Excerpt from a dataset:
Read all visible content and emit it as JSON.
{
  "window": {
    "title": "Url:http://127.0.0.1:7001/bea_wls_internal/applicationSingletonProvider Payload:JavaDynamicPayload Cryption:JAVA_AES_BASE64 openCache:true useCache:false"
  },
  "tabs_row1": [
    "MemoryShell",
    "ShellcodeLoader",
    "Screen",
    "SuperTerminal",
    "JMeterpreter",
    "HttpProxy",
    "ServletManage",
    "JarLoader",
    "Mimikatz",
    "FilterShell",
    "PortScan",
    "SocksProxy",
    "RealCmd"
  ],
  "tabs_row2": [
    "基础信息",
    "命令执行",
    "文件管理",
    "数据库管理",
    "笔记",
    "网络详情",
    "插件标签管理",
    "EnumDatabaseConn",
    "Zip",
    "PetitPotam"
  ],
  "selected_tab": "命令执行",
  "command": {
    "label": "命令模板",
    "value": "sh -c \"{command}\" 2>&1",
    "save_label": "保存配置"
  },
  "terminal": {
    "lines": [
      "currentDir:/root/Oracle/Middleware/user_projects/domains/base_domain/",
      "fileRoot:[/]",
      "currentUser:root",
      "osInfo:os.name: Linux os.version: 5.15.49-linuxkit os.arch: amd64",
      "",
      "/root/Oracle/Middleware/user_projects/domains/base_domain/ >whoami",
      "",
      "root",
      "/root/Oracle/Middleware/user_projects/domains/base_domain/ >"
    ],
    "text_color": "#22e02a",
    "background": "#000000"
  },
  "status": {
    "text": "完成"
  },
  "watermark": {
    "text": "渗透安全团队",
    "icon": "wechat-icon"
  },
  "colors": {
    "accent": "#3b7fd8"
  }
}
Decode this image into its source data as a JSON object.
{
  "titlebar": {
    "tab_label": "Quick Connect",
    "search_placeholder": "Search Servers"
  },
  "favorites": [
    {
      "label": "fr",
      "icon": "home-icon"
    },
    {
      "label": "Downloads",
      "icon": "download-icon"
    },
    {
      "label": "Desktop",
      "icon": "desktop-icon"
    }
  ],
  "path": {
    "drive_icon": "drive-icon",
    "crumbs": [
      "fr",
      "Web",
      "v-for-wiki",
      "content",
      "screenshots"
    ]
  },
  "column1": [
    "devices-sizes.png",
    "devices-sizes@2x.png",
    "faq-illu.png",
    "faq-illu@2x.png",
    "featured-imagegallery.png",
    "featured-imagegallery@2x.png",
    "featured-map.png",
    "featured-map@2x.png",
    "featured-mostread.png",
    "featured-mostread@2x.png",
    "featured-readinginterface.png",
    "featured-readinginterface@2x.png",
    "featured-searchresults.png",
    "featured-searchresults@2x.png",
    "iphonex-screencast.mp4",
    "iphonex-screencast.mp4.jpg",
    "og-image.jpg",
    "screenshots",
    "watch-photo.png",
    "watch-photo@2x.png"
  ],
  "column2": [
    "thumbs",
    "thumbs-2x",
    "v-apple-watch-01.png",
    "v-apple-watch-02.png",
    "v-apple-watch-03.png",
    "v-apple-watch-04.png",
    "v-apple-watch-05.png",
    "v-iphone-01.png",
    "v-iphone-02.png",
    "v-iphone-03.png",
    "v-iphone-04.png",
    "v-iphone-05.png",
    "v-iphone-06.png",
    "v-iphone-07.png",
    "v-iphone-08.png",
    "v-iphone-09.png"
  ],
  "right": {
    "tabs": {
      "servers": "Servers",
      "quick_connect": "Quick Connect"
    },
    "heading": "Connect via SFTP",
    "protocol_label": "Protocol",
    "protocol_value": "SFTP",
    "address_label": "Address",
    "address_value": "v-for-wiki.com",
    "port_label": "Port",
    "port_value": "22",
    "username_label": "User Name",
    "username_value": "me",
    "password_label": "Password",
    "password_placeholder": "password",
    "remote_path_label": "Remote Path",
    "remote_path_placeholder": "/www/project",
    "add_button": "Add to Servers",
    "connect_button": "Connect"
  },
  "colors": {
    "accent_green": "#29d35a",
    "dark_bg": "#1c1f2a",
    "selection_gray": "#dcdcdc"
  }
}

> [GIVEN REQUEST] Extract the full listing and reproduce each line exactly.

> [RESULT]
Read all visible content and emit it as JSON.
{
  "window": {
    "title": "Url:http://127.0.0.1:7001/bea_wls_internal/applicationSingletonProvider Payload:JavaDynamicPayload Cryption:JAVA_AES_BASE64 openCache:true useCache:false"
  },
  "tabs_row1": [
    "MemoryShell",
    "ShellcodeLoader",
    "Screen",
    "SuperTerminal",
    "JMeterpreter",
    "HttpProxy",
    "ServletManage",
    "JarLoader",
    "Mimikatz",
    "FilterShell",
    "PortScan",
    "SocksProxy",
    "RealCmd"
  ],
  "tabs_row2": [
    "基础信息",
    "命令执行",
    "文件管理",
    "数据库管理",
    "笔记",
    "网络详情",
    "插件标签管理",
    "EnumDatabaseConn",
    "Zip",
    "PetitPotam"
  ],
  "selected_tab": "命令执行",
  "command": {
    "label": "命令模板",
    "value": "sh -c \"{command}\" 2>&1",
    "save_label": "保存配置"
  },
  "terminal": {
    "lines": [
      "currentDir:/root/Oracle/Middleware/user_projects/domains/base_domain/",
      "fileRoot:[/]",
      "currentUser:root",
      "osInfo:os.name: Linux os.version: 5.15.49-linuxkit os.arch: amd64",
      "",
      "/root/Oracle/Middleware/user_projects/domains/base_domain/ >whoami",
      "",
      "root",
      "/root/Oracle/Middleware/user_projects/domains/base_domain/ >"
    ],
    "text_color": "#22e02a",
    "background": "#000000"
  },
  "status": {
    "text": "完成"
  },
  "watermark": {
    "text": "渗透安全团队",
    "icon": "wechat-icon"
  },
  "colors": {
    "accent": "#3b7fd8"
  }
}
Decode this image into its source data as a JSON object.
{
  "titlebar": {
    "tab_label": "Quick Connect",
    "search_placeholder": "Search Servers"
  },
  "favorites": [
    {
      "label": "fr",
      "icon": "home-icon"
    },
    {
      "label": "Downloads",
      "icon": "download-icon"
    },
    {
      "label": "Desktop",
      "icon": "desktop-icon"
    }
  ],
  "path": {
    "drive_icon": "drive-icon",
    "crumbs": [
      "fr",
      "Web",
      "v-for-wiki",
      "content",
      "screenshots"
    ]
  },
  "column1": [
    "devices-sizes.png",
    "devices-sizes@2x.png",
    "faq-illu.png",
    "faq-illu@2x.png",
    "featured-imagegallery.png",
    "featured-imagegallery@2x.png",
    "featured-map.png",
    "featured-map@2x.png",
    "featured-mostread.png",
    "featured-mostread@2x.png",
    "featured-readinginterface.png",
    "featured-readinginterface@2x.png",
    "featured-searchresults.png",
    "featured-searchresults@2x.png",
    "iphonex-screencast.mp4",
    "iphonex-screencast.mp4.jpg",
    "og-image.jpg",
    "screenshots",
    "watch-photo.png",
    "watch-photo@2x.png"
  ],
  "column2": [
    "thumbs",
    "thumbs-2x",
    "v-apple-watch-01.png",
    "v-apple-watch-02.png",
    "v-apple-watch-03.png",
    "v-apple-watch-04.png",
    "v-apple-watch-05.png",
    "v-iphone-01.png",
    "v-iphone-02.png",
    "v-iphone-03.png",
    "v-iphone-04.png",
    "v-iphone-05.png",
    "v-iphone-06.png",
    "v-iphone-07.png",
    "v-iphone-08.png",
    "v-iphone-09.png"
  ],
  "right": {
    "tabs": {
      "servers": "Servers",
      "quick_connect": "Quick Connect"
    },
    "heading": "Connect via SFTP",
    "protocol_label": "Protocol",
    "protocol_value": "SFTP",
    "address_label": "Address",
    "address_value": "v-for-wiki.com",
    "port_label": "Port",
    "port_value": "22",
    "username_label": "User Name",
    "username_value": "me",
    "password_label": "Password",
    "password_placeholder": "password",
    "remote_path_label": "Remote Path",
    "remote_path_placeholder": "/www/project",
    "add_button": "Add to Servers",
    "connect_button": "Connect"
  },
  "colors": {
    "accent_green": "#29d35a",
    "dark_bg": "#1c1f2a",
    "selection_gray": "#dcdcdc"
  }
}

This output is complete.